--- Data supplied ---

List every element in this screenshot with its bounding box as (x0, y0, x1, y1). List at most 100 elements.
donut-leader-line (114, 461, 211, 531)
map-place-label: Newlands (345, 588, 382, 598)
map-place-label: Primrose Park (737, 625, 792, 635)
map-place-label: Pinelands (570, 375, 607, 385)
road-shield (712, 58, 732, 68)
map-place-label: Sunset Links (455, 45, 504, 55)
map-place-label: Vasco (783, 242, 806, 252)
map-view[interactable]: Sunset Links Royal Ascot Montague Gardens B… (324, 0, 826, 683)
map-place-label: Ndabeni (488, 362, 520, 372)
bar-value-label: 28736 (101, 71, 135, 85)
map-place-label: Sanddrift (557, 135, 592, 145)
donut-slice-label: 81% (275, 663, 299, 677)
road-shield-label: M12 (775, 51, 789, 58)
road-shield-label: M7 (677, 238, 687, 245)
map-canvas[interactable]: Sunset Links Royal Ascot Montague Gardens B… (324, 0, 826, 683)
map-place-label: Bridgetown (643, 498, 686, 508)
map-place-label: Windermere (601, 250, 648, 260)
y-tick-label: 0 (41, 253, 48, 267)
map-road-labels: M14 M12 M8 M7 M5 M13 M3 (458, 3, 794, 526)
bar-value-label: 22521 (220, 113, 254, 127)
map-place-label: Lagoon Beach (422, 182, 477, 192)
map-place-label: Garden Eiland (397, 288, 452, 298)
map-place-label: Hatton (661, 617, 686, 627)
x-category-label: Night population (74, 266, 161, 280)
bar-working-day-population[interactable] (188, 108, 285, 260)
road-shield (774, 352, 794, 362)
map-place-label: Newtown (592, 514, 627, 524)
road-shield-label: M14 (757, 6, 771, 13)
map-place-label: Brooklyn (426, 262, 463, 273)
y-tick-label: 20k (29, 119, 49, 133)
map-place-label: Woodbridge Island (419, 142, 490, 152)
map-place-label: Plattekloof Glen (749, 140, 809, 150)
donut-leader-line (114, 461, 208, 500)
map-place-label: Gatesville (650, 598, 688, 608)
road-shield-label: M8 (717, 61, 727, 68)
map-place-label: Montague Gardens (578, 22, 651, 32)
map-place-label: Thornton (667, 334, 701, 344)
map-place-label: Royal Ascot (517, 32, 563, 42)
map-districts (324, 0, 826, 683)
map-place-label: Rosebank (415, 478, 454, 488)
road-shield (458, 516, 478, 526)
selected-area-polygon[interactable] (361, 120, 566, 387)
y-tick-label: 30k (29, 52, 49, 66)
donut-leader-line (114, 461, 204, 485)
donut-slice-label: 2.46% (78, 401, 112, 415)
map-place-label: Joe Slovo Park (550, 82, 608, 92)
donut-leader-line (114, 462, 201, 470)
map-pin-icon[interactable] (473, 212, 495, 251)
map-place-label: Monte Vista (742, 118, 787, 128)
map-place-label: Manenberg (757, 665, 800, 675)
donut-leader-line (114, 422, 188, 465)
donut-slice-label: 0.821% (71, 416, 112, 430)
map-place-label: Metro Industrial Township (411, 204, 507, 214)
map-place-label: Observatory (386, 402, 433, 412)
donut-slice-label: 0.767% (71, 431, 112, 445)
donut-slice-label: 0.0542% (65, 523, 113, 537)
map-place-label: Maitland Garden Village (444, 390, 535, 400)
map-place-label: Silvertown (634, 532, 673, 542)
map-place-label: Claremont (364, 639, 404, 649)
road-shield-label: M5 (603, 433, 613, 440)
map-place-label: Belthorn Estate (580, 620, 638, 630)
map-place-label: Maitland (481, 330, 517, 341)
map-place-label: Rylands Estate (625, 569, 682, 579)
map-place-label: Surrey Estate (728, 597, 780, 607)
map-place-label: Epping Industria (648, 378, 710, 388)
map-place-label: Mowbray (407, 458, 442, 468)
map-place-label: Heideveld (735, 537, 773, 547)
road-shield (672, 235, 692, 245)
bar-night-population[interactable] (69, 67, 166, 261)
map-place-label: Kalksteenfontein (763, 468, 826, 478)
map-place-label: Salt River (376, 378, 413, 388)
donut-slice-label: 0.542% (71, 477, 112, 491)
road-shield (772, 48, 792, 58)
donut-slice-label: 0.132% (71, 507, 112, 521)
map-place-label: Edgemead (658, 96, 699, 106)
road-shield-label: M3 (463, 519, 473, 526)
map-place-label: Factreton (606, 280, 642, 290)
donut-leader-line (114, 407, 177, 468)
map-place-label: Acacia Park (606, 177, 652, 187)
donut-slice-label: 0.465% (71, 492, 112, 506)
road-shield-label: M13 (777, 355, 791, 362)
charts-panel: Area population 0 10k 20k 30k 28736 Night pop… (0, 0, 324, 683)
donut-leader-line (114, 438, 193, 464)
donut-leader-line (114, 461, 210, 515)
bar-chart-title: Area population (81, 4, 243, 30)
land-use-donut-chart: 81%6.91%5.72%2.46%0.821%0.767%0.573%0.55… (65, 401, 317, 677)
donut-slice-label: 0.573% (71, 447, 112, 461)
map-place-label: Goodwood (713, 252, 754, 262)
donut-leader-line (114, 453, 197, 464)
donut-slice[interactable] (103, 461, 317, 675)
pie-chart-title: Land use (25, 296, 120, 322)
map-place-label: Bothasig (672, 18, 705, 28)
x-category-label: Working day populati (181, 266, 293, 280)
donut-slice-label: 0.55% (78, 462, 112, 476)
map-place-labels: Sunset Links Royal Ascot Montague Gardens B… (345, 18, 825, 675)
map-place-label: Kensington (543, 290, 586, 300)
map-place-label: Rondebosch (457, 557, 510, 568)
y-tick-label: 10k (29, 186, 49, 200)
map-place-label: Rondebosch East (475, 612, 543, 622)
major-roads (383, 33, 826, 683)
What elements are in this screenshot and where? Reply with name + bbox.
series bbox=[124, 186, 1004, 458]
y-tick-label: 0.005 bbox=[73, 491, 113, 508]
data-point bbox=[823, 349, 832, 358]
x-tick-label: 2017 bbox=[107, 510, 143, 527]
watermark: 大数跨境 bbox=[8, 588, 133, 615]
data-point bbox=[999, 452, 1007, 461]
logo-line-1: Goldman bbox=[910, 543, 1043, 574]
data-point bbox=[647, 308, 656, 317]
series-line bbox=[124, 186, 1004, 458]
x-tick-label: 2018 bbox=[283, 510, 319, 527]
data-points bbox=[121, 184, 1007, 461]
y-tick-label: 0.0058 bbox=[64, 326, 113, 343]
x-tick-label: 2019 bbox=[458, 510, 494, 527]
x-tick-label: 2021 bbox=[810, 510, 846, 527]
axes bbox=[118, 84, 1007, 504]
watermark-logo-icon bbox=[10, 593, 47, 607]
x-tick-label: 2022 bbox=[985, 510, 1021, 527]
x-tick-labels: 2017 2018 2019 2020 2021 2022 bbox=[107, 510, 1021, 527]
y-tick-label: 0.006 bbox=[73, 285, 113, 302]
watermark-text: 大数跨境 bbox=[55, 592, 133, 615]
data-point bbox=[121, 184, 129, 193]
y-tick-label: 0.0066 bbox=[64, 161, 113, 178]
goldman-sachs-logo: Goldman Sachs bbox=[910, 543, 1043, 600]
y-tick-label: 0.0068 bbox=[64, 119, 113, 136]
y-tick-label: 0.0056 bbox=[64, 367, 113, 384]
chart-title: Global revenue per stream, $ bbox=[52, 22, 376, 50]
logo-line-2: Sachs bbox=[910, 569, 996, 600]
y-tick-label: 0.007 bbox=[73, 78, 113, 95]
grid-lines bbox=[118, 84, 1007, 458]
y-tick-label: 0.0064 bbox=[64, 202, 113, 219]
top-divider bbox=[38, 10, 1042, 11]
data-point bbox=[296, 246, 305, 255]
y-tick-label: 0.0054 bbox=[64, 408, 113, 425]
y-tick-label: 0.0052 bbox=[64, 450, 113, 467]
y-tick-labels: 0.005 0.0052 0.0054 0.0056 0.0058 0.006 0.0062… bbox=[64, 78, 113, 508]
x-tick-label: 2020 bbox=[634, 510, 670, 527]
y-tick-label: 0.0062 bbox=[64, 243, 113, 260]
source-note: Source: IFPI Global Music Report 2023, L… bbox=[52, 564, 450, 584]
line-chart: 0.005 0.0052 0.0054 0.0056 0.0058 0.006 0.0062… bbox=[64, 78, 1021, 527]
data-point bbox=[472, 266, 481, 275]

---

__Given instruction__. Render the records, from their first line up to and including the line containing "bar-value-label: 28736 (101, 71, 135, 85)", as a Markdown table with the columns Row and Text, numbering each line and omitting any blank lines.

__Right answer__.
| Row | Text |
|---|---|
| 1 | List every element in this screenshot with its bounding box as (x0, y0, x1, y1). List at most 100 elements. |
| 2 | donut-leader-line (114, 461, 211, 531) |
| 3 | map-place-label: Newlands (345, 588, 382, 598) |
| 4 | map-place-label: Primrose Park (737, 625, 792, 635) |
| 5 | map-place-label: Pinelands (570, 375, 607, 385) |
| 6 | road-shield (712, 58, 732, 68) |
| 7 | map-place-label: Sunset Links (455, 45, 504, 55) |
| 8 | map-place-label: Vasco (783, 242, 806, 252) |
| 9 | map-view[interactable]: Sunset Links Royal Ascot Montague Gardens B… (324, 0, 826, 683) |
| 10 | map-place-label: Ndabeni (488, 362, 520, 372) |
| 11 | bar-value-label: 28736 (101, 71, 135, 85) |